Recorded data:
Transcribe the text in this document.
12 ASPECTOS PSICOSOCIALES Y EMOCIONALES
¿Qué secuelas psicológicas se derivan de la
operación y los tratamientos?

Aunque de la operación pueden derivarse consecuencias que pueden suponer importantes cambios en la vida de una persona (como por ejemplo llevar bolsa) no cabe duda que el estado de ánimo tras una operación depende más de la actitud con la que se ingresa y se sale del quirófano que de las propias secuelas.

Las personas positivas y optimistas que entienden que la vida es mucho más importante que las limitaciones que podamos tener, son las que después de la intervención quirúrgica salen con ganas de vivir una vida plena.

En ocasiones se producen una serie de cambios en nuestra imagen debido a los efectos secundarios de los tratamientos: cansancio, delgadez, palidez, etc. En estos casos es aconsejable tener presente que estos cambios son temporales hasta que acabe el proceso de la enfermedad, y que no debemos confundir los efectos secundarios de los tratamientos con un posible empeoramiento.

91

[REQUIRED WORK]:
Only lines with the word "tratamientos" are wanted, so copy each one from the records.

[EXERCISE RESULT]:
operación y los tratamientos?
En ocasiones se producen una serie de cambios en nuestra imagen debido a los efectos secundarios de los tratamientos: cansancio, delgadez, palidez, etc. En estos casos es aconsejable tener presente que estos cambios son temporales hasta que acabe el proceso de la enfermedad, y que no debemos confundir los efectos secundarios de los tratamientos con un posible empeoramiento.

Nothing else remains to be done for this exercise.